■ GIVEN INSTRUCTION: Output all entries verbatim. Skip pictures.

■ MATERIAL FOR THIS EXERCISE:
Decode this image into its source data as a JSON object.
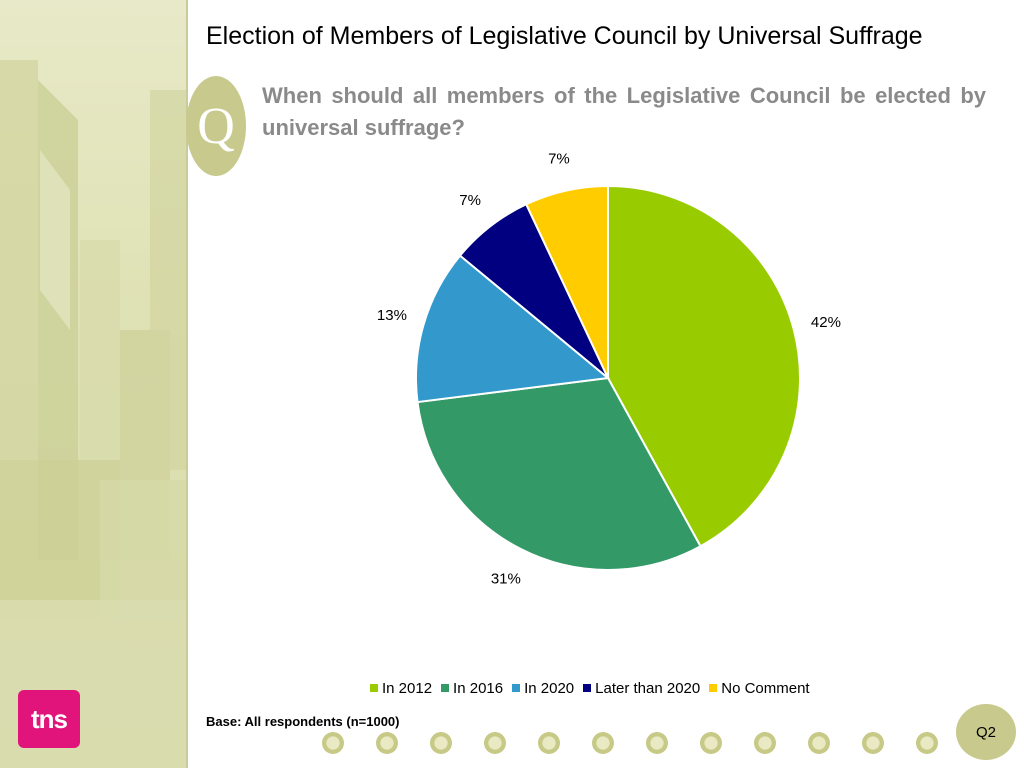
{
  "title": "Election of Members of Legislative Council by Universal Suffrage",
  "q_letter": "Q",
  "question": "When should all members of the Legislative Council be elected by universal suffrage?",
  "logo_text": "tns",
  "base_note": "Base: All respondents (n=1000)",
  "page_label": "Q2",
  "colors": {
    "accent": "#c8c98c",
    "question_text": "#8a8a8a",
    "logo": "#e0147a"
  },
  "chart_data": {
    "type": "pie",
    "title": "",
    "categories": [
      "In 2012",
      "In 2016",
      "In 2020",
      "Later than 2020",
      "No Comment"
    ],
    "values": [
      42,
      31,
      13,
      7,
      7
    ],
    "labels": [
      "42%",
      "31%",
      "13%",
      "7%",
      "7%"
    ],
    "colors": [
      "#99cc00",
      "#339966",
      "#3399cc",
      "#000080",
      "#ffcc00"
    ],
    "legend_position": "bottom"
  }
}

■ SOLUTION TO THIS TASK:
Decode this image into its source data as a JSON object.
{
  "title": "Election of Members of Legislative Council by Universal Suffrage",
  "q_letter": "Q",
  "question": "When should all members of the Legislative Council be elected by universal suffrage?",
  "logo_text": "tns",
  "base_note": "Base: All respondents (n=1000)",
  "page_label": "Q2",
  "colors": {
    "accent": "#c8c98c",
    "question_text": "#8a8a8a",
    "logo": "#e0147a"
  },
  "chart_data": {
    "type": "pie",
    "title": "",
    "categories": [
      "In 2012",
      "In 2016",
      "In 2020",
      "Later than 2020",
      "No Comment"
    ],
    "values": [
      42,
      31,
      13,
      7,
      7
    ],
    "labels": [
      "42%",
      "31%",
      "13%",
      "7%",
      "7%"
    ],
    "colors": [
      "#99cc00",
      "#339966",
      "#3399cc",
      "#000080",
      "#ffcc00"
    ],
    "legend_position": "bottom"
  }
}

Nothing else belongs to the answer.